Your goal
Restate the data below word for word. Skip any images it contains.

- - - -

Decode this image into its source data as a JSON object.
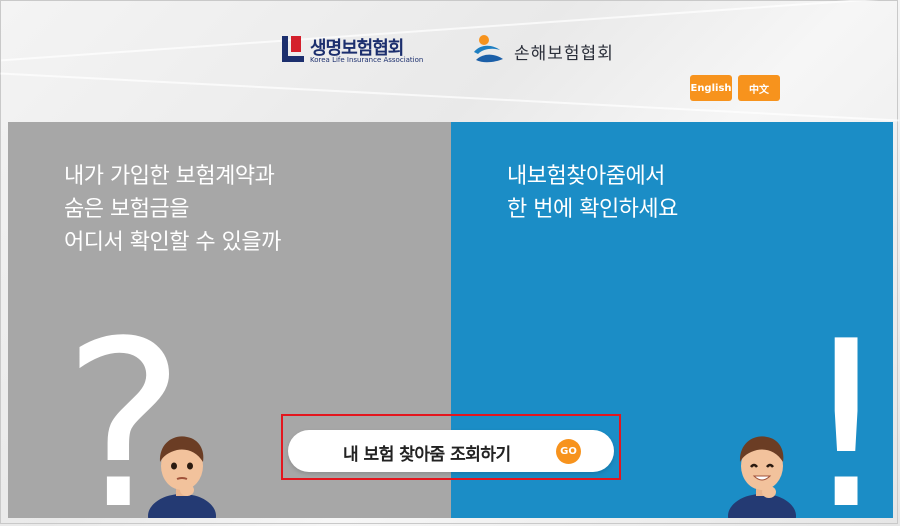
{
  "header": {
    "life_association": {
      "name": "생명보험협회",
      "subtitle": "Korea Life Insurance Association"
    },
    "nonlife_association": {
      "name": "손해보험협회"
    },
    "language_buttons": [
      {
        "label": "English"
      },
      {
        "label": "中文"
      }
    ]
  },
  "left_panel": {
    "lines": [
      "내가 가입한 보험계약과",
      "숨은 보험금을",
      "어디서 확인할 수 있을까"
    ],
    "symbol": "?"
  },
  "right_panel": {
    "lines": [
      "내보험찾아줌에서",
      "한 번에 확인하세요"
    ],
    "symbol": "!"
  },
  "cta": {
    "label": "내 보험 찾아줌 조회하기",
    "badge": "GO"
  },
  "colors": {
    "left_bg": "#a7a7a7",
    "right_bg": "#1b8dc6",
    "accent": "#f7931d",
    "highlight": "#e3161e",
    "brand_navy": "#1c2f6e",
    "brand_red": "#d4202c"
  }
}
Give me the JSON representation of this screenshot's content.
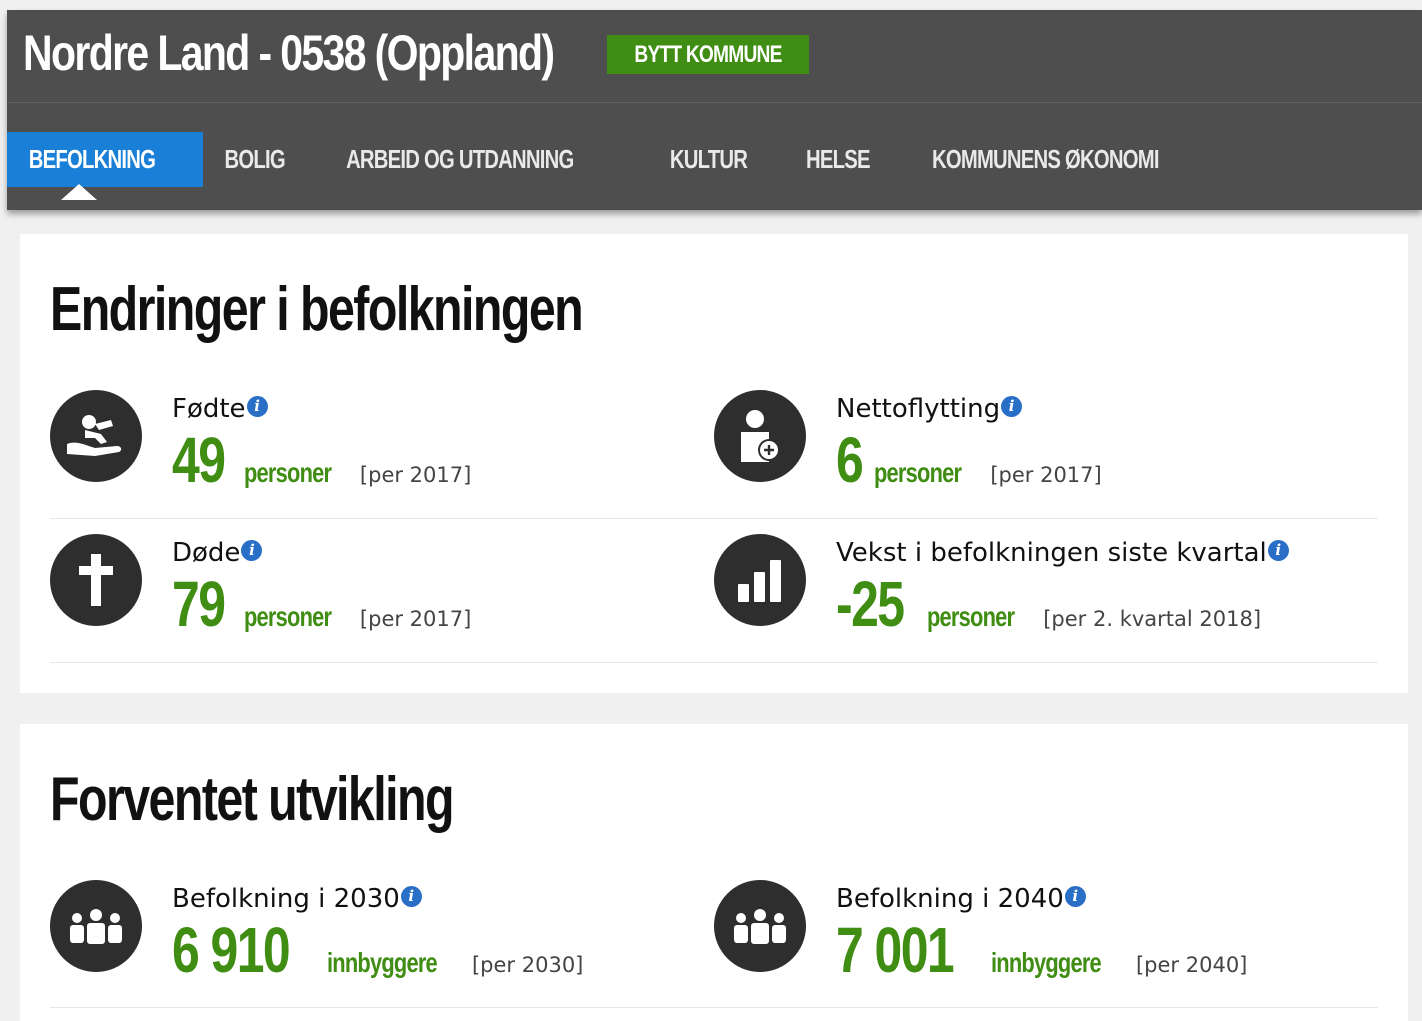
{
  "header": {
    "title": "Nordre Land - 0538 (Oppland)",
    "switch_button": "BYTT KOMMUNE"
  },
  "nav": {
    "items": [
      {
        "label": "BEFOLKNING",
        "active": true
      },
      {
        "label": "BOLIG"
      },
      {
        "label": "ARBEID OG UTDANNING"
      },
      {
        "label": "KULTUR"
      },
      {
        "label": "HELSE"
      },
      {
        "label": "KOMMUNENS ØKONOMI"
      }
    ]
  },
  "changes": {
    "title": "Endringer i befolkningen",
    "stats": [
      {
        "label": "Fødte",
        "value": "49",
        "unit": "personer",
        "period": "[per 2017]",
        "icon": "baby-in-hand-icon"
      },
      {
        "label": "Nettoflytting",
        "value": "6",
        "unit": "personer",
        "period": "[per 2017]",
        "icon": "person-add-icon"
      },
      {
        "label": "Døde",
        "value": "79",
        "unit": "personer",
        "period": "[per 2017]",
        "icon": "cross-icon"
      },
      {
        "label": "Vekst i befolkningen siste kvartal",
        "value": "-25",
        "unit": "personer",
        "period": "[per 2. kvartal 2018]",
        "icon": "bar-chart-icon"
      }
    ]
  },
  "forecast": {
    "title": "Forventet utvikling",
    "stats": [
      {
        "label": "Befolkning i 2030",
        "value": "6 910",
        "unit": "innbyggere",
        "period": "[per 2030]",
        "icon": "group-icon"
      },
      {
        "label": "Befolkning i 2040",
        "value": "7 001",
        "unit": "innbyggere",
        "period": "[per 2040]",
        "icon": "group-icon"
      }
    ]
  },
  "colors": {
    "header_bg": "#4e4e4e",
    "accent_green": "#3f8d12",
    "active_tab": "#1a7fd6",
    "info_blue": "#2a6fc7"
  }
}
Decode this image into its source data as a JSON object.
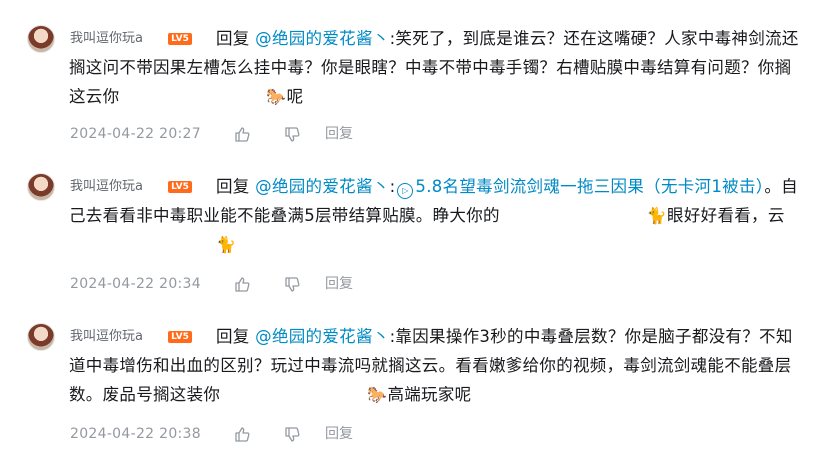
{
  "comments": [
    {
      "username": "我叫逗你玩a",
      "level": "LV5",
      "reply_prefix": "回复",
      "reply_to": "@绝园的爱花酱丶",
      "colon": ":",
      "body_before": "笑死了，到底是谁云？还在这嘴硬？人家中毒神剑流还搁这问不带因果左槽怎么挂中毒？你是眼瞎？中毒不带中毒手镯？右槽贴膜中毒结算有问题？你搁这云你",
      "emoji": "🐎",
      "body_after": "呢",
      "timestamp": "2024-04-22 20:27",
      "reply_label": "回复"
    },
    {
      "username": "我叫逗你玩a",
      "level": "LV5",
      "reply_prefix": "回复",
      "reply_to": "@绝园的爱花酱丶",
      "colon": ":",
      "link_icon": "▷",
      "link_text": "5.8名望毒剑流剑魂一拖三因果（无卡河1被击）",
      "body_before": "。自己去看看非中毒职业能不能叠满5层带结算贴膜。睁大你的",
      "emoji": "🐈",
      "body_middle": "眼好好看看，云",
      "emoji2": "🐈",
      "timestamp": "2024-04-22 20:34",
      "reply_label": "回复"
    },
    {
      "username": "我叫逗你玩a",
      "level": "LV5",
      "reply_prefix": "回复",
      "reply_to": "@绝园的爱花酱丶",
      "colon": ":",
      "body_before": "靠因果操作3秒的中毒叠层数？你是脑子都没有？不知道中毒增伤和出血的区别？玩过中毒流吗就搁这云。看看嫩爹给你的视频，毒剑流剑魂能不能叠层数。废品号搁这装你",
      "emoji": "🐎",
      "body_after": "高端玩家呢",
      "timestamp": "2024-04-22 20:38",
      "reply_label": "回复"
    }
  ]
}
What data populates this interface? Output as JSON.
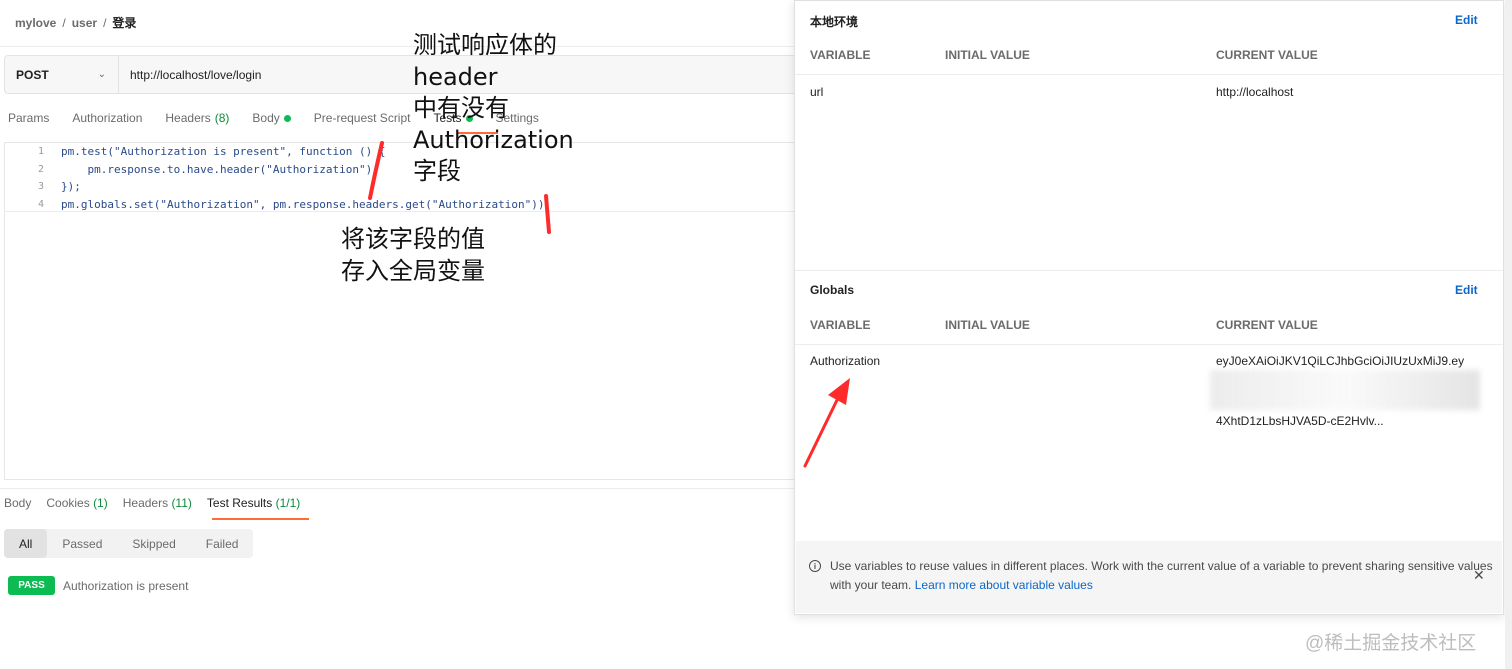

- - - -

Answer to the problem
Decode this image into its source data as a JSON object.
{
  "header": {
    "life_association": {
      "name": "생명보험협회",
      "subtitle": "Korea Life Insurance Association"
    },
    "nonlife_association": {
      "name": "손해보험협회"
    },
    "language_buttons": [
      {
        "label": "English"
      },
      {
        "label": "中文"
      }
    ]
  },
  "left_panel": {
    "lines": [
      "내가 가입한 보험계약과",
      "숨은 보험금을",
      "어디서 확인할 수 있을까"
    ],
    "symbol": "?"
  },
  "right_panel": {
    "lines": [
      "내보험찾아줌에서",
      "한 번에 확인하세요"
    ],
    "symbol": "!"
  },
  "cta": {
    "label": "내 보험 찾아줌 조회하기",
    "badge": "GO"
  },
  "colors": {
    "left_bg": "#a7a7a7",
    "right_bg": "#1b8dc6",
    "accent": "#f7931d",
    "highlight": "#e3161e",
    "brand_navy": "#1c2f6e",
    "brand_red": "#d4202c"
  }
}
Give me the JSON representation of this screenshot's content.
{
  "header": {
    "title": "Nordre Land - 0538 (Oppland)",
    "switch_button": "BYTT KOMMUNE"
  },
  "nav": {
    "items": [
      {
        "label": "BEFOLKNING",
        "active": true
      },
      {
        "label": "BOLIG"
      },
      {
        "label": "ARBEID OG UTDANNING"
      },
      {
        "label": "KULTUR"
      },
      {
        "label": "HELSE"
      },
      {
        "label": "KOMMUNENS ØKONOMI"
      }
    ]
  },
  "changes": {
    "title": "Endringer i befolkningen",
    "stats": [
      {
        "label": "Fødte",
        "value": "49",
        "unit": "personer",
        "period": "[per 2017]",
        "icon": "baby-in-hand-icon"
      },
      {
        "label": "Nettoflytting",
        "value": "6",
        "unit": "personer",
        "period": "[per 2017]",
        "icon": "person-add-icon"
      },
      {
        "label": "Døde",
        "value": "79",
        "unit": "personer",
        "period": "[per 2017]",
        "icon": "cross-icon"
      },
      {
        "label": "Vekst i befolkningen siste kvartal",
        "value": "-25",
        "unit": "personer",
        "period": "[per 2. kvartal 2018]",
        "icon": "bar-chart-icon"
      }
    ]
  },
  "forecast": {
    "title": "Forventet utvikling",
    "stats": [
      {
        "label": "Befolkning i 2030",
        "value": "6 910",
        "unit": "innbyggere",
        "period": "[per 2030]",
        "icon": "group-icon"
      },
      {
        "label": "Befolkning i 2040",
        "value": "7 001",
        "unit": "innbyggere",
        "period": "[per 2040]",
        "icon": "group-icon"
      }
    ]
  },
  "colors": {
    "header_bg": "#4e4e4e",
    "accent_green": "#3f8d12",
    "active_tab": "#1a7fd6",
    "info_blue": "#2a6fc7"
  }
}
Decode this image into its source data as a JSON object.
{
  "comments": [
    {
      "username": "我叫逗你玩a",
      "level": "LV5",
      "reply_prefix": "回复",
      "reply_to": "@绝园的爱花酱丶",
      "colon": ":",
      "body_before": "笑死了，到底是谁云？还在这嘴硬？人家中毒神剑流还搁这问不带因果左槽怎么挂中毒？你是眼瞎？中毒不带中毒手镯？右槽贴膜中毒结算有问题？你搁这云你",
      "emoji": "🐎",
      "body_after": "呢",
      "timestamp": "2024-04-22 20:27",
      "reply_label": "回复"
    },
    {
      "username": "我叫逗你玩a",
      "level": "LV5",
      "reply_prefix": "回复",
      "reply_to": "@绝园的爱花酱丶",
      "colon": ":",
      "link_icon": "▷",
      "link_text": "5.8名望毒剑流剑魂一拖三因果（无卡河1被击）",
      "body_before": "。自己去看看非中毒职业能不能叠满5层带结算贴膜。睁大你的",
      "emoji": "🐈",
      "body_middle": "眼好好看看，云",
      "emoji2": "🐈",
      "timestamp": "2024-04-22 20:34",
      "reply_label": "回复"
    },
    {
      "username": "我叫逗你玩a",
      "level": "LV5",
      "reply_prefix": "回复",
      "reply_to": "@绝园的爱花酱丶",
      "colon": ":",
      "body_before": "靠因果操作3秒的中毒叠层数？你是脑子都没有？不知道中毒增伤和出血的区别？玩过中毒流吗就搁这云。看看嫩爹给你的视频，毒剑流剑魂能不能叠层数。废品号搁这装你",
      "emoji": "🐎",
      "body_after": "高端玩家呢",
      "timestamp": "2024-04-22 20:38",
      "reply_label": "回复"
    }
  ]
}
What data populates this interface? Output as JSON.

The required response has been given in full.